═════ Data to process
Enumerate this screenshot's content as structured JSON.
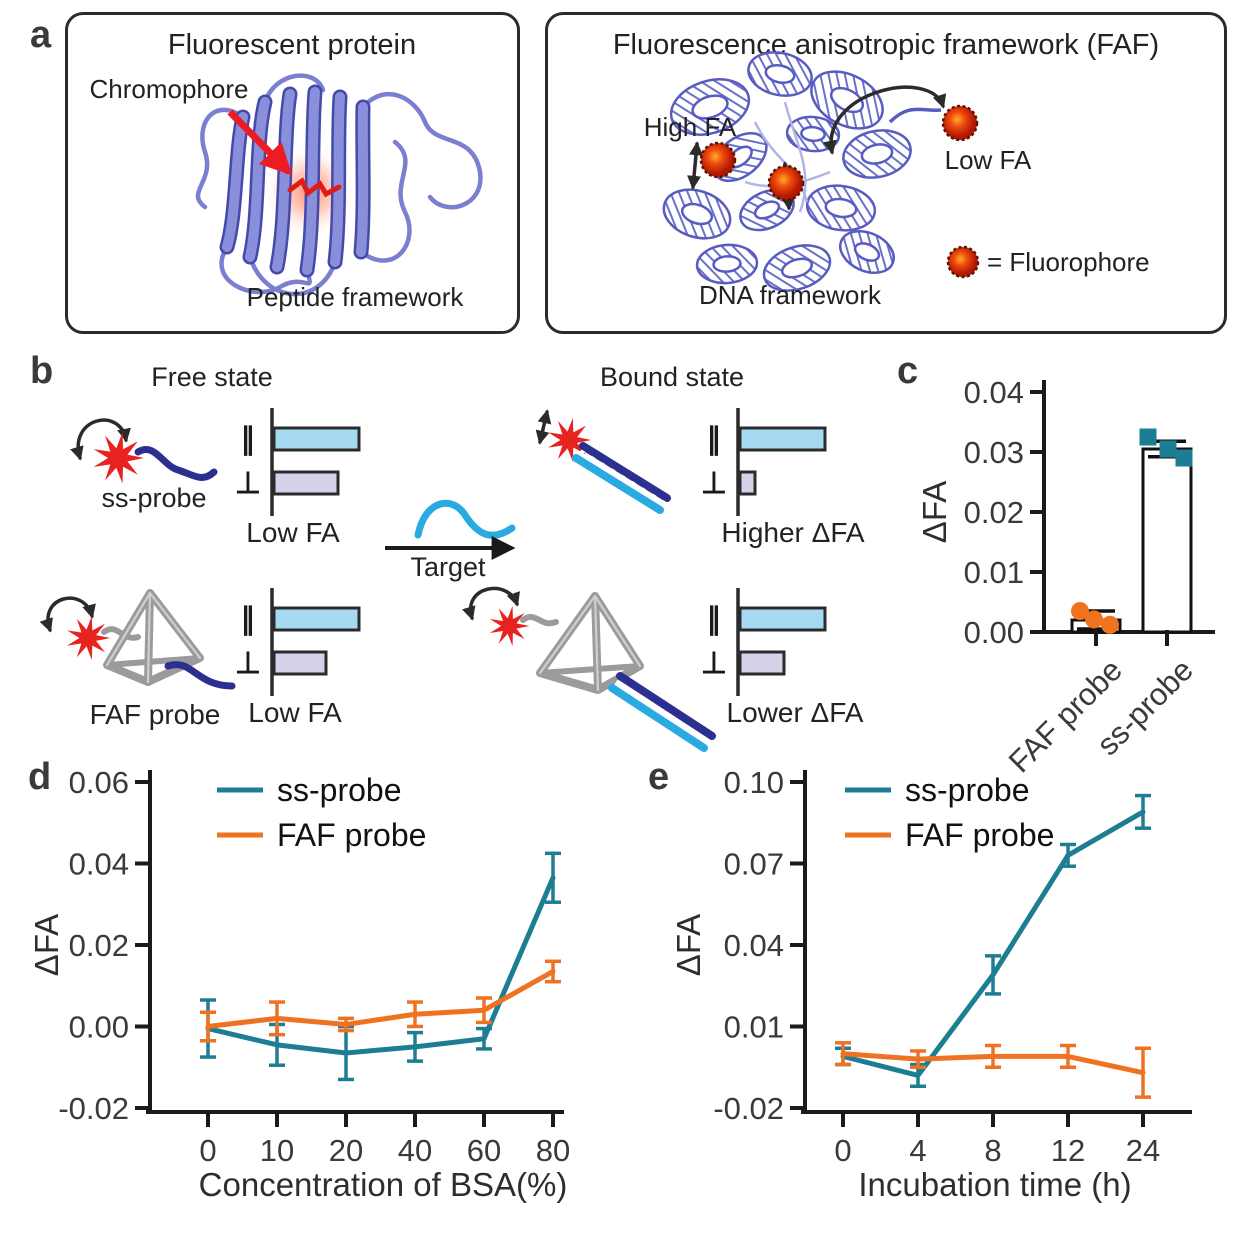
{
  "panel_labels": {
    "a": "a",
    "b": "b",
    "c": "c",
    "d": "d",
    "e": "e"
  },
  "panel_a": {
    "left": {
      "title": "Fluorescent protein",
      "chromophore_label": "Chromophore",
      "caption": "Peptide framework"
    },
    "right": {
      "title": "Fluorescence anisotropic framework (FAF)",
      "high_fa": "High FA",
      "low_fa": "Low FA",
      "fluorophore_legend": "= Fluorophore",
      "caption": "DNA framework"
    }
  },
  "panel_b": {
    "free_state_title": "Free state",
    "bound_state_title": "Bound state",
    "ss_probe_label": "ss-probe",
    "faf_probe_label": "FAF probe",
    "target_label": "Target",
    "parallel_symbol": "∥",
    "perpendicular_symbol": "⊥",
    "free_ss_caption": "Low FA",
    "free_faf_caption": "Low FA",
    "bound_ss_caption": "Higher ΔFA",
    "bound_faf_caption": "Lower ΔFA"
  },
  "chart_data": [
    {
      "id": "c",
      "type": "bar",
      "categories": [
        "FAF probe",
        "ss-probe"
      ],
      "values": [
        0.002,
        0.0305
      ],
      "errors": [
        0.0015,
        0.0013
      ],
      "points": [
        [
          0.0035,
          0.0021,
          0.0012
        ],
        [
          0.0325,
          0.0305,
          0.029
        ]
      ],
      "point_shapes": [
        "circle",
        "square"
      ],
      "point_colors": [
        "#f0741f",
        "#1d7e93"
      ],
      "ylabel": "ΔFA",
      "ylim": [
        0,
        0.04
      ],
      "yticks": [
        0,
        0.01,
        0.02,
        0.03,
        0.04
      ],
      "ytick_labels": [
        "0.00",
        "0.01",
        "0.02",
        "0.03",
        "0.04"
      ],
      "bar_fill": "#ffffff",
      "grid": false
    },
    {
      "id": "d",
      "type": "line",
      "categories": [
        "0",
        "10",
        "20",
        "40",
        "60",
        "80"
      ],
      "series": [
        {
          "name": "ss-probe",
          "color": "#1d7e93",
          "values": [
            -0.0005,
            -0.0045,
            -0.0065,
            -0.005,
            -0.003,
            0.0365
          ],
          "errors": [
            0.007,
            0.005,
            0.0065,
            0.0035,
            0.0025,
            0.006
          ]
        },
        {
          "name": "FAF probe",
          "color": "#ef7122",
          "values": [
            0.0,
            0.002,
            0.0005,
            0.003,
            0.004,
            0.0135
          ],
          "errors": [
            0.0035,
            0.004,
            0.0015,
            0.003,
            0.003,
            0.0025
          ]
        }
      ],
      "xlabel": "Concentration of BSA(%)",
      "ylabel": "ΔFA",
      "ylim": [
        -0.02,
        0.06
      ],
      "yticks": [
        -0.02,
        0,
        0.02,
        0.04,
        0.06
      ],
      "ytick_labels": [
        "-0.02",
        "0.00",
        "0.02",
        "0.04",
        "0.06"
      ],
      "legend_position": "top-left",
      "grid": false
    },
    {
      "id": "e",
      "type": "line",
      "categories": [
        "0",
        "4",
        "8",
        "12",
        "24"
      ],
      "series": [
        {
          "name": "ss-probe",
          "color": "#1d7e93",
          "values": [
            -0.001,
            -0.008,
            0.029,
            0.073,
            0.089
          ],
          "errors": [
            0.003,
            0.004,
            0.007,
            0.004,
            0.006
          ]
        },
        {
          "name": "FAF probe",
          "color": "#ef7122",
          "values": [
            0.0,
            -0.002,
            -0.001,
            -0.001,
            -0.007
          ],
          "errors": [
            0.004,
            0.003,
            0.004,
            0.004,
            0.009
          ]
        }
      ],
      "xlabel": "Incubation time (h)",
      "ylabel": "ΔFA",
      "ylim": [
        -0.02,
        0.1
      ],
      "yticks": [
        -0.02,
        0.01,
        0.04,
        0.07,
        0.1
      ],
      "ytick_labels": [
        "-0.02",
        "0.01",
        "0.04",
        "0.07",
        "0.10"
      ],
      "legend_position": "top-left",
      "grid": false
    }
  ],
  "colors": {
    "teal": "#1d7e93",
    "orange": "#ef7122",
    "light_blue_bar": "#a6d9f2",
    "lavender_bar": "#d6d2e9",
    "star_red": "#e8231f",
    "navy": "#2b2f8f",
    "cyan": "#29abe2",
    "tetra_gray": "#9b9b9d",
    "protein_blue": "#7d82d8",
    "dna_blue": "#565cc0",
    "axis": "#1a1a1a"
  }
}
══════════
* [Problem statement]: Return the data exactly as it stands, minus the pictures.

* [Result for this exercise]:
Enumerate this screenshot's content as structured JSON.
{
  "panel_labels": {
    "a": "a",
    "b": "b",
    "c": "c",
    "d": "d",
    "e": "e"
  },
  "panel_a": {
    "left": {
      "title": "Fluorescent protein",
      "chromophore_label": "Chromophore",
      "caption": "Peptide framework"
    },
    "right": {
      "title": "Fluorescence anisotropic framework (FAF)",
      "high_fa": "High FA",
      "low_fa": "Low FA",
      "fluorophore_legend": "= Fluorophore",
      "caption": "DNA framework"
    }
  },
  "panel_b": {
    "free_state_title": "Free state",
    "bound_state_title": "Bound state",
    "ss_probe_label": "ss-probe",
    "faf_probe_label": "FAF probe",
    "target_label": "Target",
    "parallel_symbol": "∥",
    "perpendicular_symbol": "⊥",
    "free_ss_caption": "Low FA",
    "free_faf_caption": "Low FA",
    "bound_ss_caption": "Higher ΔFA",
    "bound_faf_caption": "Lower ΔFA"
  },
  "chart_data": [
    {
      "id": "c",
      "type": "bar",
      "categories": [
        "FAF probe",
        "ss-probe"
      ],
      "values": [
        0.002,
        0.0305
      ],
      "errors": [
        0.0015,
        0.0013
      ],
      "points": [
        [
          0.0035,
          0.0021,
          0.0012
        ],
        [
          0.0325,
          0.0305,
          0.029
        ]
      ],
      "point_shapes": [
        "circle",
        "square"
      ],
      "point_colors": [
        "#f0741f",
        "#1d7e93"
      ],
      "ylabel": "ΔFA",
      "ylim": [
        0,
        0.04
      ],
      "yticks": [
        0,
        0.01,
        0.02,
        0.03,
        0.04
      ],
      "ytick_labels": [
        "0.00",
        "0.01",
        "0.02",
        "0.03",
        "0.04"
      ],
      "bar_fill": "#ffffff",
      "grid": false
    },
    {
      "id": "d",
      "type": "line",
      "categories": [
        "0",
        "10",
        "20",
        "40",
        "60",
        "80"
      ],
      "series": [
        {
          "name": "ss-probe",
          "color": "#1d7e93",
          "values": [
            -0.0005,
            -0.0045,
            -0.0065,
            -0.005,
            -0.003,
            0.0365
          ],
          "errors": [
            0.007,
            0.005,
            0.0065,
            0.0035,
            0.0025,
            0.006
          ]
        },
        {
          "name": "FAF probe",
          "color": "#ef7122",
          "values": [
            0.0,
            0.002,
            0.0005,
            0.003,
            0.004,
            0.0135
          ],
          "errors": [
            0.0035,
            0.004,
            0.0015,
            0.003,
            0.003,
            0.0025
          ]
        }
      ],
      "xlabel": "Concentration of BSA(%)",
      "ylabel": "ΔFA",
      "ylim": [
        -0.02,
        0.06
      ],
      "yticks": [
        -0.02,
        0,
        0.02,
        0.04,
        0.06
      ],
      "ytick_labels": [
        "-0.02",
        "0.00",
        "0.02",
        "0.04",
        "0.06"
      ],
      "legend_position": "top-left",
      "grid": false
    },
    {
      "id": "e",
      "type": "line",
      "categories": [
        "0",
        "4",
        "8",
        "12",
        "24"
      ],
      "series": [
        {
          "name": "ss-probe",
          "color": "#1d7e93",
          "values": [
            -0.001,
            -0.008,
            0.029,
            0.073,
            0.089
          ],
          "errors": [
            0.003,
            0.004,
            0.007,
            0.004,
            0.006
          ]
        },
        {
          "name": "FAF probe",
          "color": "#ef7122",
          "values": [
            0.0,
            -0.002,
            -0.001,
            -0.001,
            -0.007
          ],
          "errors": [
            0.004,
            0.003,
            0.004,
            0.004,
            0.009
          ]
        }
      ],
      "xlabel": "Incubation time (h)",
      "ylabel": "ΔFA",
      "ylim": [
        -0.02,
        0.1
      ],
      "yticks": [
        -0.02,
        0.01,
        0.04,
        0.07,
        0.1
      ],
      "ytick_labels": [
        "-0.02",
        "0.01",
        "0.04",
        "0.07",
        "0.10"
      ],
      "legend_position": "top-left",
      "grid": false
    }
  ],
  "colors": {
    "teal": "#1d7e93",
    "orange": "#ef7122",
    "light_blue_bar": "#a6d9f2",
    "lavender_bar": "#d6d2e9",
    "star_red": "#e8231f",
    "navy": "#2b2f8f",
    "cyan": "#29abe2",
    "tetra_gray": "#9b9b9d",
    "protein_blue": "#7d82d8",
    "dna_blue": "#565cc0",
    "axis": "#1a1a1a"
  }
}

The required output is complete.